Given instruction:
Copy out each of the entries below exactly as they appear, keeping every line unchanged.
--------------------------------
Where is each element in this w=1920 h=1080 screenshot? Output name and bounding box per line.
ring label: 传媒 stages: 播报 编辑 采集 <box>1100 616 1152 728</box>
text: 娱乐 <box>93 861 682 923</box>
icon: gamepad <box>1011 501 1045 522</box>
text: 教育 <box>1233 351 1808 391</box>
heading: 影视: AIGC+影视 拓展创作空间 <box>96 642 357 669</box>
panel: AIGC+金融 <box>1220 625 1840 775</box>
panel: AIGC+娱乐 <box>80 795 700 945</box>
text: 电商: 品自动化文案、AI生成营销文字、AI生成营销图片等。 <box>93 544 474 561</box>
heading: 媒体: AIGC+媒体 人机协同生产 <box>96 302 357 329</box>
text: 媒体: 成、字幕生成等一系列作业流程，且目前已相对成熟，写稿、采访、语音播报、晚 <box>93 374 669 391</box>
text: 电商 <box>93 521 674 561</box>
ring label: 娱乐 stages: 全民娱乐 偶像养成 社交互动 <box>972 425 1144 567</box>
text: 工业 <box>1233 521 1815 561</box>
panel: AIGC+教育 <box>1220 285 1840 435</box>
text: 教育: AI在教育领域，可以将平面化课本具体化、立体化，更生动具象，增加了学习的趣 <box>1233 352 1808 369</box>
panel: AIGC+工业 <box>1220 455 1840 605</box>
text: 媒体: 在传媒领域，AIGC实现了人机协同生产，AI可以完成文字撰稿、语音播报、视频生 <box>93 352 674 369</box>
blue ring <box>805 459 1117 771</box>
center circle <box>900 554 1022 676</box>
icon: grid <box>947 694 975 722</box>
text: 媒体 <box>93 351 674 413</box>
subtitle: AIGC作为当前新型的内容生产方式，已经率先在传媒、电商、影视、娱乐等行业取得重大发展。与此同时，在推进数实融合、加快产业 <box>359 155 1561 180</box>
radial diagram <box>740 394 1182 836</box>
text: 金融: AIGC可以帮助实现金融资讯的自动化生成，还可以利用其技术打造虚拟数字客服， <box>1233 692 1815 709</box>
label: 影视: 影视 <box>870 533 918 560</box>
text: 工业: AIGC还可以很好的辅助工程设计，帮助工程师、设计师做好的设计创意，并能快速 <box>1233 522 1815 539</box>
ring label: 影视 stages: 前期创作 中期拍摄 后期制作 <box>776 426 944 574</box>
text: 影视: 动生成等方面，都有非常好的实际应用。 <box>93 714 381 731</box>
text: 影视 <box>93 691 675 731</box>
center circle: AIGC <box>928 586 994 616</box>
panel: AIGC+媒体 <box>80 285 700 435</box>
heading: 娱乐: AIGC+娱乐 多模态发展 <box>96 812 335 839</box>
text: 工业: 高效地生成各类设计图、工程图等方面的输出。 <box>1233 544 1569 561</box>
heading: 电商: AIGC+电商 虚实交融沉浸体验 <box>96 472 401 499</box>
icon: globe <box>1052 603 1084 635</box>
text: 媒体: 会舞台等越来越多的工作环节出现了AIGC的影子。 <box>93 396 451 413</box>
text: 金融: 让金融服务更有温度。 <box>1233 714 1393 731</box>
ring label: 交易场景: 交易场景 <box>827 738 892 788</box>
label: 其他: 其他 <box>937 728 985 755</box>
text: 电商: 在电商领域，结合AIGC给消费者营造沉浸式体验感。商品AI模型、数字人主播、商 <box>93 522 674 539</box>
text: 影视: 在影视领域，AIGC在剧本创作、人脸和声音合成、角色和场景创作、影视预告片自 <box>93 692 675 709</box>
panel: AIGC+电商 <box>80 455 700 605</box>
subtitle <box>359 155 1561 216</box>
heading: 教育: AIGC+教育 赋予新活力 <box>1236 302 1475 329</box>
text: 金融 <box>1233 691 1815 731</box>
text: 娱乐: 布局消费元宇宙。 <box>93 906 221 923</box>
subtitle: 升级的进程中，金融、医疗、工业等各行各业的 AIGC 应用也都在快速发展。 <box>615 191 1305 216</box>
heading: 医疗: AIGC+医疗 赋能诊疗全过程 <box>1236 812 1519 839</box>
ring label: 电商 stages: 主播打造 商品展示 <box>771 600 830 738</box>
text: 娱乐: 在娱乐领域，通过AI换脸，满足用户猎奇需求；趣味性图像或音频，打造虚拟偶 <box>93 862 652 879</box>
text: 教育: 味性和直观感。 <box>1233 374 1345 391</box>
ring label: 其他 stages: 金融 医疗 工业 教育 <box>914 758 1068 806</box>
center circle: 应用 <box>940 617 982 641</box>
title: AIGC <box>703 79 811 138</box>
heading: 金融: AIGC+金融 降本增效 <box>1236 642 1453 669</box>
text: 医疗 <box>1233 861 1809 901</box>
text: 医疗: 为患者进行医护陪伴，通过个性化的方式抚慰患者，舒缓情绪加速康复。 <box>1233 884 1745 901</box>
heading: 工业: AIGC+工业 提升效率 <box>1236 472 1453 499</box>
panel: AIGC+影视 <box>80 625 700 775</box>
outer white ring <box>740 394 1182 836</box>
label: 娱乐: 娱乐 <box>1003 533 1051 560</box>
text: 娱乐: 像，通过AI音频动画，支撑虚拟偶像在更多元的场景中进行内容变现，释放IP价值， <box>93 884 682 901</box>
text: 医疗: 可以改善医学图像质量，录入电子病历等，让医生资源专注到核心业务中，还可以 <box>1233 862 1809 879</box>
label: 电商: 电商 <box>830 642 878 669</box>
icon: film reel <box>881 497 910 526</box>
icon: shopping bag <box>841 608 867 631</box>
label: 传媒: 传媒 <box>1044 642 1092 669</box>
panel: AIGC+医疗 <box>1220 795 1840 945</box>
--------------------------------
Full output:
Where is each element in this w=1920 h=1080 screenshot? Output name and bounding box per line.
ring label: 传媒 stages: 播报 编辑 采集 <box>1100 616 1152 728</box>
text: 娱乐 <box>93 861 682 923</box>
icon: gamepad <box>1011 501 1045 522</box>
text: 教育 <box>1233 351 1808 391</box>
heading: 影视: AIGC+影视 拓展创作空间 <box>96 642 357 669</box>
panel: AIGC+金融 <box>1220 625 1840 775</box>
panel: AIGC+娱乐 <box>80 795 700 945</box>
text: 电商: 品自动化文案、AI生成营销文字、AI生成营销图片等。 <box>93 544 474 561</box>
heading: 媒体: AIGC+媒体 人机协同生产 <box>96 302 357 329</box>
text: 媒体: 成、字幕生成等一系列作业流程，且目前已相对成熟，写稿、采访、语音播报、晚 <box>93 374 669 391</box>
text: 电商 <box>93 521 674 561</box>
ring label: 娱乐 stages: 全民娱乐 偶像养成 社交互动 <box>972 425 1144 567</box>
text: 工业 <box>1233 521 1815 561</box>
panel: AIGC+教育 <box>1220 285 1840 435</box>
text: 教育: AI在教育领域，可以将平面化课本具体化、立体化，更生动具象，增加了学习的趣 <box>1233 352 1808 369</box>
panel: AIGC+工业 <box>1220 455 1840 605</box>
text: 媒体: 在传媒领域，AIGC实现了人机协同生产，AI可以完成文字撰稿、语音播报、视频生 <box>93 352 674 369</box>
blue ring <box>805 459 1117 771</box>
center circle <box>900 554 1022 676</box>
icon: grid <box>947 694 975 722</box>
text: 媒体 <box>93 351 674 413</box>
subtitle: AIGC作为当前新型的内容生产方式，已经率先在传媒、电商、影视、娱乐等行业取得重大发展。与此同时，在推进数实融合、加快产业 <box>359 155 1561 180</box>
radial diagram <box>740 394 1182 836</box>
text: 金融: AIGC可以帮助实现金融资讯的自动化生成，还可以利用其技术打造虚拟数字客服， <box>1233 692 1815 709</box>
label: 影视: 影视 <box>870 533 918 560</box>
text: 工业: AIGC还可以很好的辅助工程设计，帮助工程师、设计师做好的设计创意，并能快速 <box>1233 522 1815 539</box>
ring label: 影视 stages: 前期创作 中期拍摄 后期制作 <box>776 426 944 574</box>
text: 影视: 动生成等方面，都有非常好的实际应用。 <box>93 714 381 731</box>
text: 影视 <box>93 691 675 731</box>
center circle: AIGC <box>928 586 994 616</box>
panel: AIGC+媒体 <box>80 285 700 435</box>
heading: 娱乐: AIGC+娱乐 多模态发展 <box>96 812 335 839</box>
text: 工业: 高效地生成各类设计图、工程图等方面的输出。 <box>1233 544 1569 561</box>
heading: 电商: AIGC+电商 虚实交融沉浸体验 <box>96 472 401 499</box>
icon: globe <box>1052 603 1084 635</box>
text: 媒体: 会舞台等越来越多的工作环节出现了AIGC的影子。 <box>93 396 451 413</box>
text: 金融: 让金融服务更有温度。 <box>1233 714 1393 731</box>
ring label: 交易场景: 交易场景 <box>827 738 892 788</box>
label: 其他: 其他 <box>937 728 985 755</box>
text: 电商: 在电商领域，结合AIGC给消费者营造沉浸式体验感。商品AI模型、数字人主播、商 <box>93 522 674 539</box>
text: 影视: 在影视领域，AIGC在剧本创作、人脸和声音合成、角色和场景创作、影视预告片自 <box>93 692 675 709</box>
panel: AIGC+电商 <box>80 455 700 605</box>
subtitle <box>359 155 1561 216</box>
heading: 教育: AIGC+教育 赋予新活力 <box>1236 302 1475 329</box>
text: 金融 <box>1233 691 1815 731</box>
text: 娱乐: 布局消费元宇宙。 <box>93 906 221 923</box>
subtitle: 升级的进程中，金融、医疗、工业等各行各业的 AIGC 应用也都在快速发展。 <box>615 191 1305 216</box>
heading: 医疗: AIGC+医疗 赋能诊疗全过程 <box>1236 812 1519 839</box>
ring label: 电商 stages: 主播打造 商品展示 <box>771 600 830 738</box>
text: 娱乐: 在娱乐领域，通过AI换脸，满足用户猎奇需求；趣味性图像或音频，打造虚拟偶 <box>93 862 652 879</box>
text: 教育: 味性和直观感。 <box>1233 374 1345 391</box>
ring label: 其他 stages: 金融 医疗 工业 教育 <box>914 758 1068 806</box>
center circle: 应用 <box>940 617 982 641</box>
title: AIGC <box>703 79 811 138</box>
heading: 金融: AIGC+金融 降本增效 <box>1236 642 1453 669</box>
text: 医疗 <box>1233 861 1809 901</box>
text: 医疗: 为患者进行医护陪伴，通过个性化的方式抚慰患者，舒缓情绪加速康复。 <box>1233 884 1745 901</box>
heading: 工业: AIGC+工业 提升效率 <box>1236 472 1453 499</box>
panel: AIGC+影视 <box>80 625 700 775</box>
outer white ring <box>740 394 1182 836</box>
label: 娱乐: 娱乐 <box>1003 533 1051 560</box>
text: 娱乐: 像，通过AI音频动画，支撑虚拟偶像在更多元的场景中进行内容变现，释放IP价值， <box>93 884 682 901</box>
text: 医疗: 可以改善医学图像质量，录入电子病历等，让医生资源专注到核心业务中，还可以 <box>1233 862 1809 879</box>
label: 电商: 电商 <box>830 642 878 669</box>
icon: film reel <box>881 497 910 526</box>
icon: shopping bag <box>841 608 867 631</box>
label: 传媒: 传媒 <box>1044 642 1092 669</box>
panel: AIGC+医疗 <box>1220 795 1840 945</box>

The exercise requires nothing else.